Work to complete —
Every line of the records below should be restated exactly.

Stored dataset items
· · · · ·

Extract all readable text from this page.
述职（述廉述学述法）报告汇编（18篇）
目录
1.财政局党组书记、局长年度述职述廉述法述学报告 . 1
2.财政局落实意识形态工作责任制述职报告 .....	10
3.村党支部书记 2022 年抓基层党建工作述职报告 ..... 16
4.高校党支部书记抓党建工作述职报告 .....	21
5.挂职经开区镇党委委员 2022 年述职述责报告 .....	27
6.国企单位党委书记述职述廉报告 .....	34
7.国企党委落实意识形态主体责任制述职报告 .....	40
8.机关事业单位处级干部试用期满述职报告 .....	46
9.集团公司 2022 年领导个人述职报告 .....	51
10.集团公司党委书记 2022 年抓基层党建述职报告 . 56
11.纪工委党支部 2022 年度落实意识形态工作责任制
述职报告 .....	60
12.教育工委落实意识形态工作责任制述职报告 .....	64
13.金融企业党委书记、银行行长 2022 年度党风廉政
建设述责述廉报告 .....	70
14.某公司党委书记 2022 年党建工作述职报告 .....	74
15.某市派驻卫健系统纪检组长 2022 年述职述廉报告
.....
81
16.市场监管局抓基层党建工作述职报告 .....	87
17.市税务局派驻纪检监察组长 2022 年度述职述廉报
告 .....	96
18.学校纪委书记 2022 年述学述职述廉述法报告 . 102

· · · · ·

Final result —
Extract all readable text from this page.
述职（述廉述学述法）报告汇编（18篇）
目录
1.财政局党组书记、局长年度述职述廉述法述学报告 . 1
2.财政局落实意识形态工作责任制述职报告 .....	10
3.村党支部书记 2022 年抓基层党建工作述职报告 ..... 16
4.高校党支部书记抓党建工作述职报告 .....	21
5.挂职经开区镇党委委员 2022 年述职述责报告 .....	27
6.国企单位党委书记述职述廉报告 .....	34
7.国企党委落实意识形态主体责任制述职报告 .....	40
8.机关事业单位处级干部试用期满述职报告 .....	46
9.集团公司 2022 年领导个人述职报告 .....	51
10.集团公司党委书记 2022 年抓基层党建述职报告 . 56
11.纪工委党支部 2022 年度落实意识形态工作责任制
述职报告 .....	60
12.教育工委落实意识形态工作责任制述职报告 .....	64
13.金融企业党委书记、银行行长 2022 年度党风廉政
建设述责述廉报告 .....	70
14.某公司党委书记 2022 年党建工作述职报告 .....	74
15.某市派驻卫健系统纪检组长 2022 年述职述廉报告
.....
81
16.市场监管局抓基层党建工作述职报告 .....	87
17.市税务局派驻纪检监察组长 2022 年度述职述廉报
告 .....	96
18.学校纪委书记 2022 年述学述职述廉述法报告 . 102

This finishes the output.